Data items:
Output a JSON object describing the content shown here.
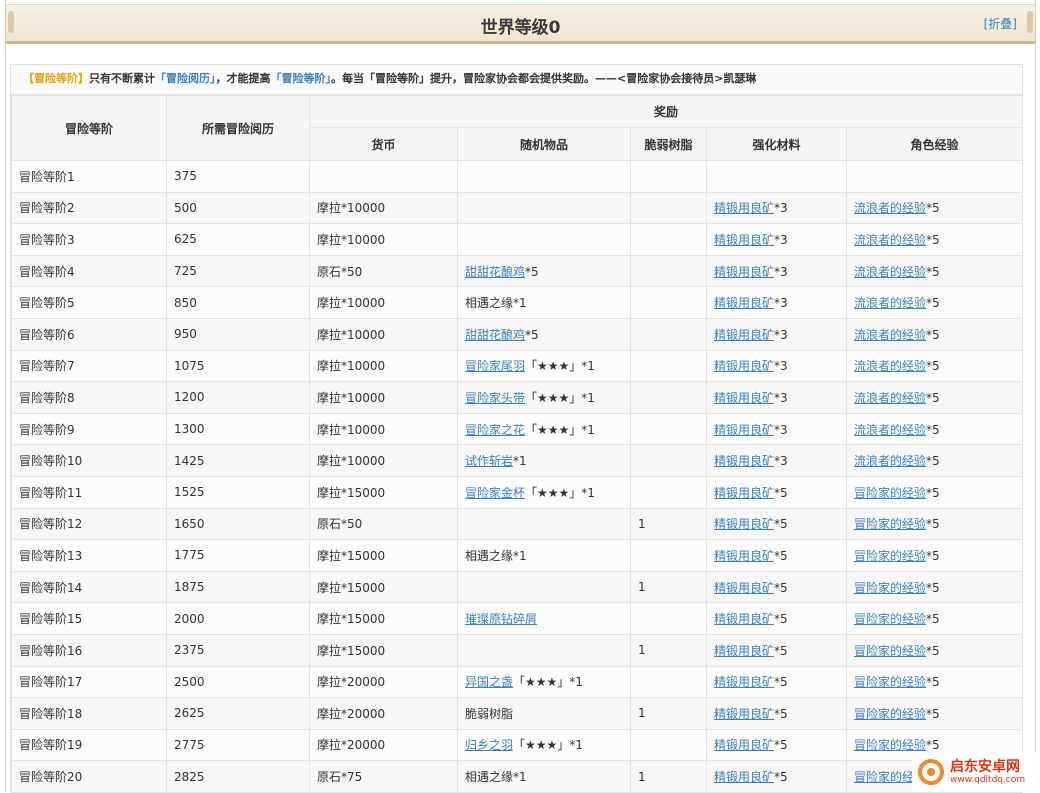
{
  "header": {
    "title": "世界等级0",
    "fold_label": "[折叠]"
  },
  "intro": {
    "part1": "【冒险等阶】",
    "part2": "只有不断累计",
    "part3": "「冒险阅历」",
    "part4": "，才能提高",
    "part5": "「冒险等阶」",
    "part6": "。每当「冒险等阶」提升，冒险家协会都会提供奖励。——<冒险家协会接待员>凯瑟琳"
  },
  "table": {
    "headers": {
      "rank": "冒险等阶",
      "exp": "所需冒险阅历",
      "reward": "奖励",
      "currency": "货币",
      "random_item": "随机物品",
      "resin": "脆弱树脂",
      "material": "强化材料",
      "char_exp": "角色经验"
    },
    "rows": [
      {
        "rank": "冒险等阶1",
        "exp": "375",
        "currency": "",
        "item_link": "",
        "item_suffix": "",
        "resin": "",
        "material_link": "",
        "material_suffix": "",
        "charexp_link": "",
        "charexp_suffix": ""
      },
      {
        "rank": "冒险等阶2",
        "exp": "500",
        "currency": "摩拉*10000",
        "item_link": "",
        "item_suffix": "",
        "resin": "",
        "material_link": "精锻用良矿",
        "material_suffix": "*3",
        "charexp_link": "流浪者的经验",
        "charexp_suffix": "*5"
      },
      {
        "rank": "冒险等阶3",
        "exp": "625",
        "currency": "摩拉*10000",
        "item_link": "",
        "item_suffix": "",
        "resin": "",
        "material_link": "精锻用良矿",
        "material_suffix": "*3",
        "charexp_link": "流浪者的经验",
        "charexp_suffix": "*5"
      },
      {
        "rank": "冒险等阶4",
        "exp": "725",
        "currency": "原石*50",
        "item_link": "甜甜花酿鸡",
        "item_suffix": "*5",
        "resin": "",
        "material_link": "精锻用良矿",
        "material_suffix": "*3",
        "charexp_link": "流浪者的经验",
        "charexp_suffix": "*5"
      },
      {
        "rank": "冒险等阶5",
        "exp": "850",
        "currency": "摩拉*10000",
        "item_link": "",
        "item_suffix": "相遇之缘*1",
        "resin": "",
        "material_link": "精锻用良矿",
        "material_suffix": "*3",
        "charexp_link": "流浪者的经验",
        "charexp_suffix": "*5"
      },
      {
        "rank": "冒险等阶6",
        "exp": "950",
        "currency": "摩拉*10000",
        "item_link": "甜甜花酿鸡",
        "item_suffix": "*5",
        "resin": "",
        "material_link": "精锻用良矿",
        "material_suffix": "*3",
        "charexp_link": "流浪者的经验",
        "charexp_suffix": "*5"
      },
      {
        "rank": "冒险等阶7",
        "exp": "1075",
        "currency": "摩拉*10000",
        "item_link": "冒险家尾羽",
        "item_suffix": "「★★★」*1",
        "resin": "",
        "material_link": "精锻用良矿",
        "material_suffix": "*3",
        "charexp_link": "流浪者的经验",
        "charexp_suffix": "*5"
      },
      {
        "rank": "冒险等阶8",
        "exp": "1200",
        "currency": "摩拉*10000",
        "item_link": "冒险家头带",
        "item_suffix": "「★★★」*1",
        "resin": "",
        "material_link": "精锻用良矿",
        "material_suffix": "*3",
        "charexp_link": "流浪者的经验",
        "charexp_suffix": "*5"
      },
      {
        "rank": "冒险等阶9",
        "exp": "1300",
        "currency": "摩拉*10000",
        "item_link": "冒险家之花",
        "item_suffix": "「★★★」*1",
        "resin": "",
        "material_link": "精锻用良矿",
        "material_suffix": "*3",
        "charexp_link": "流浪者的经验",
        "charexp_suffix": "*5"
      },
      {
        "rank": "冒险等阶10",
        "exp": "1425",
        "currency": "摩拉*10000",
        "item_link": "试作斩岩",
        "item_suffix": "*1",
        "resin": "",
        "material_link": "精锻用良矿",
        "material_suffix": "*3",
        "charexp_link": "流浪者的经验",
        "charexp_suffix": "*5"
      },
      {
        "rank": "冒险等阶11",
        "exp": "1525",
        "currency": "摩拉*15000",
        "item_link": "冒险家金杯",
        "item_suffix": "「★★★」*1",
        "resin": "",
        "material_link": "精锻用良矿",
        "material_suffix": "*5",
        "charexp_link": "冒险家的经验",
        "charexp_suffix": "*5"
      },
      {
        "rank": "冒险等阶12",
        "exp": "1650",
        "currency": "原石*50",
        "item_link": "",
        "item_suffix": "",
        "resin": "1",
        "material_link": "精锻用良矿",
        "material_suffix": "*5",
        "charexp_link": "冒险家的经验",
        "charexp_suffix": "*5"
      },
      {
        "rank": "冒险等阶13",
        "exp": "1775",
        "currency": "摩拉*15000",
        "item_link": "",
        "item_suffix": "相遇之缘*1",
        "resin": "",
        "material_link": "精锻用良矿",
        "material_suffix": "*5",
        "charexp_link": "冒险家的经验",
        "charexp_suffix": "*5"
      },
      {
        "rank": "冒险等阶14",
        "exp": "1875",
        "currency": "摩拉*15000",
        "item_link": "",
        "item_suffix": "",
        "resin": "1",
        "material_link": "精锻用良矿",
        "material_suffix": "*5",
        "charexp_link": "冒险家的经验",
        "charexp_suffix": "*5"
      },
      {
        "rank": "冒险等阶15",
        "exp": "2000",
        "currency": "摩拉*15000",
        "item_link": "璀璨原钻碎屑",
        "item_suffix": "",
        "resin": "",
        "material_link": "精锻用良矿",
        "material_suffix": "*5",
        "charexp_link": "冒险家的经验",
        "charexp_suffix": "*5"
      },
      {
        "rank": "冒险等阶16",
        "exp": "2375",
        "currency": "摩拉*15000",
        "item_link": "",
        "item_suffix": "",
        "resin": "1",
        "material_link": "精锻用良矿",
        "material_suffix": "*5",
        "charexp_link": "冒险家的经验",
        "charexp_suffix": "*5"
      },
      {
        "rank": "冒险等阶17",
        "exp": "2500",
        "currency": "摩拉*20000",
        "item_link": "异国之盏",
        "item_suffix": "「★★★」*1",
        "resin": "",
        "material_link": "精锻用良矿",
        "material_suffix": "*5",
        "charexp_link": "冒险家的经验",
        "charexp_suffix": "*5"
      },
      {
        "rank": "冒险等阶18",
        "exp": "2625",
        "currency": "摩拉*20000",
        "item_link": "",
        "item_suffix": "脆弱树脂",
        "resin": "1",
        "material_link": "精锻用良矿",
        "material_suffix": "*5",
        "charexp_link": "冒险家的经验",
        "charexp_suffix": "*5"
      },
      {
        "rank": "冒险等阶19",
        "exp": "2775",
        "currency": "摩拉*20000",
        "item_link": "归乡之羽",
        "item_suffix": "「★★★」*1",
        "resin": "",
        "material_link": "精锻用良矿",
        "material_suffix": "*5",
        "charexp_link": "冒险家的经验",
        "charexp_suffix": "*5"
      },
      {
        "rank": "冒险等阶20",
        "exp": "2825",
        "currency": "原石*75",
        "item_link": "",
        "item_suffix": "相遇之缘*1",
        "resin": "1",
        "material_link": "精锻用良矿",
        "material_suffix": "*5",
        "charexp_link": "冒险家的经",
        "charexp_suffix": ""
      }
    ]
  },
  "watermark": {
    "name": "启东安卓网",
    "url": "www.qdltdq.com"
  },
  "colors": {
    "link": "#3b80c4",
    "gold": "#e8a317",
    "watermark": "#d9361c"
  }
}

• Goal: Without the pictures, reproduce every line of the records above exactly.

• Written answer:
Output a JSON object describing the content shown here.
{
  "header": {
    "title": "世界等级0",
    "fold_label": "[折叠]"
  },
  "intro": {
    "part1": "【冒险等阶】",
    "part2": "只有不断累计",
    "part3": "「冒险阅历」",
    "part4": "，才能提高",
    "part5": "「冒险等阶」",
    "part6": "。每当「冒险等阶」提升，冒险家协会都会提供奖励。——<冒险家协会接待员>凯瑟琳"
  },
  "table": {
    "headers": {
      "rank": "冒险等阶",
      "exp": "所需冒险阅历",
      "reward": "奖励",
      "currency": "货币",
      "random_item": "随机物品",
      "resin": "脆弱树脂",
      "material": "强化材料",
      "char_exp": "角色经验"
    },
    "rows": [
      {
        "rank": "冒险等阶1",
        "exp": "375",
        "currency": "",
        "item_link": "",
        "item_suffix": "",
        "resin": "",
        "material_link": "",
        "material_suffix": "",
        "charexp_link": "",
        "charexp_suffix": ""
      },
      {
        "rank": "冒险等阶2",
        "exp": "500",
        "currency": "摩拉*10000",
        "item_link": "",
        "item_suffix": "",
        "resin": "",
        "material_link": "精锻用良矿",
        "material_suffix": "*3",
        "charexp_link": "流浪者的经验",
        "charexp_suffix": "*5"
      },
      {
        "rank": "冒险等阶3",
        "exp": "625",
        "currency": "摩拉*10000",
        "item_link": "",
        "item_suffix": "",
        "resin": "",
        "material_link": "精锻用良矿",
        "material_suffix": "*3",
        "charexp_link": "流浪者的经验",
        "charexp_suffix": "*5"
      },
      {
        "rank": "冒险等阶4",
        "exp": "725",
        "currency": "原石*50",
        "item_link": "甜甜花酿鸡",
        "item_suffix": "*5",
        "resin": "",
        "material_link": "精锻用良矿",
        "material_suffix": "*3",
        "charexp_link": "流浪者的经验",
        "charexp_suffix": "*5"
      },
      {
        "rank": "冒险等阶5",
        "exp": "850",
        "currency": "摩拉*10000",
        "item_link": "",
        "item_suffix": "相遇之缘*1",
        "resin": "",
        "material_link": "精锻用良矿",
        "material_suffix": "*3",
        "charexp_link": "流浪者的经验",
        "charexp_suffix": "*5"
      },
      {
        "rank": "冒险等阶6",
        "exp": "950",
        "currency": "摩拉*10000",
        "item_link": "甜甜花酿鸡",
        "item_suffix": "*5",
        "resin": "",
        "material_link": "精锻用良矿",
        "material_suffix": "*3",
        "charexp_link": "流浪者的经验",
        "charexp_suffix": "*5"
      },
      {
        "rank": "冒险等阶7",
        "exp": "1075",
        "currency": "摩拉*10000",
        "item_link": "冒险家尾羽",
        "item_suffix": "「★★★」*1",
        "resin": "",
        "material_link": "精锻用良矿",
        "material_suffix": "*3",
        "charexp_link": "流浪者的经验",
        "charexp_suffix": "*5"
      },
      {
        "rank": "冒险等阶8",
        "exp": "1200",
        "currency": "摩拉*10000",
        "item_link": "冒险家头带",
        "item_suffix": "「★★★」*1",
        "resin": "",
        "material_link": "精锻用良矿",
        "material_suffix": "*3",
        "charexp_link": "流浪者的经验",
        "charexp_suffix": "*5"
      },
      {
        "rank": "冒险等阶9",
        "exp": "1300",
        "currency": "摩拉*10000",
        "item_link": "冒险家之花",
        "item_suffix": "「★★★」*1",
        "resin": "",
        "material_link": "精锻用良矿",
        "material_suffix": "*3",
        "charexp_link": "流浪者的经验",
        "charexp_suffix": "*5"
      },
      {
        "rank": "冒险等阶10",
        "exp": "1425",
        "currency": "摩拉*10000",
        "item_link": "试作斩岩",
        "item_suffix": "*1",
        "resin": "",
        "material_link": "精锻用良矿",
        "material_suffix": "*3",
        "charexp_link": "流浪者的经验",
        "charexp_suffix": "*5"
      },
      {
        "rank": "冒险等阶11",
        "exp": "1525",
        "currency": "摩拉*15000",
        "item_link": "冒险家金杯",
        "item_suffix": "「★★★」*1",
        "resin": "",
        "material_link": "精锻用良矿",
        "material_suffix": "*5",
        "charexp_link": "冒险家的经验",
        "charexp_suffix": "*5"
      },
      {
        "rank": "冒险等阶12",
        "exp": "1650",
        "currency": "原石*50",
        "item_link": "",
        "item_suffix": "",
        "resin": "1",
        "material_link": "精锻用良矿",
        "material_suffix": "*5",
        "charexp_link": "冒险家的经验",
        "charexp_suffix": "*5"
      },
      {
        "rank": "冒险等阶13",
        "exp": "1775",
        "currency": "摩拉*15000",
        "item_link": "",
        "item_suffix": "相遇之缘*1",
        "resin": "",
        "material_link": "精锻用良矿",
        "material_suffix": "*5",
        "charexp_link": "冒险家的经验",
        "charexp_suffix": "*5"
      },
      {
        "rank": "冒险等阶14",
        "exp": "1875",
        "currency": "摩拉*15000",
        "item_link": "",
        "item_suffix": "",
        "resin": "1",
        "material_link": "精锻用良矿",
        "material_suffix": "*5",
        "charexp_link": "冒险家的经验",
        "charexp_suffix": "*5"
      },
      {
        "rank": "冒险等阶15",
        "exp": "2000",
        "currency": "摩拉*15000",
        "item_link": "璀璨原钻碎屑",
        "item_suffix": "",
        "resin": "",
        "material_link": "精锻用良矿",
        "material_suffix": "*5",
        "charexp_link": "冒险家的经验",
        "charexp_suffix": "*5"
      },
      {
        "rank": "冒险等阶16",
        "exp": "2375",
        "currency": "摩拉*15000",
        "item_link": "",
        "item_suffix": "",
        "resin": "1",
        "material_link": "精锻用良矿",
        "material_suffix": "*5",
        "charexp_link": "冒险家的经验",
        "charexp_suffix": "*5"
      },
      {
        "rank": "冒险等阶17",
        "exp": "2500",
        "currency": "摩拉*20000",
        "item_link": "异国之盏",
        "item_suffix": "「★★★」*1",
        "resin": "",
        "material_link": "精锻用良矿",
        "material_suffix": "*5",
        "charexp_link": "冒险家的经验",
        "charexp_suffix": "*5"
      },
      {
        "rank": "冒险等阶18",
        "exp": "2625",
        "currency": "摩拉*20000",
        "item_link": "",
        "item_suffix": "脆弱树脂",
        "resin": "1",
        "material_link": "精锻用良矿",
        "material_suffix": "*5",
        "charexp_link": "冒险家的经验",
        "charexp_suffix": "*5"
      },
      {
        "rank": "冒险等阶19",
        "exp": "2775",
        "currency": "摩拉*20000",
        "item_link": "归乡之羽",
        "item_suffix": "「★★★」*1",
        "resin": "",
        "material_link": "精锻用良矿",
        "material_suffix": "*5",
        "charexp_link": "冒险家的经验",
        "charexp_suffix": "*5"
      },
      {
        "rank": "冒险等阶20",
        "exp": "2825",
        "currency": "原石*75",
        "item_link": "",
        "item_suffix": "相遇之缘*1",
        "resin": "1",
        "material_link": "精锻用良矿",
        "material_suffix": "*5",
        "charexp_link": "冒险家的经",
        "charexp_suffix": ""
      }
    ]
  },
  "watermark": {
    "name": "启东安卓网",
    "url": "www.qdltdq.com"
  },
  "colors": {
    "link": "#3b80c4",
    "gold": "#e8a317",
    "watermark": "#d9361c"
  }
}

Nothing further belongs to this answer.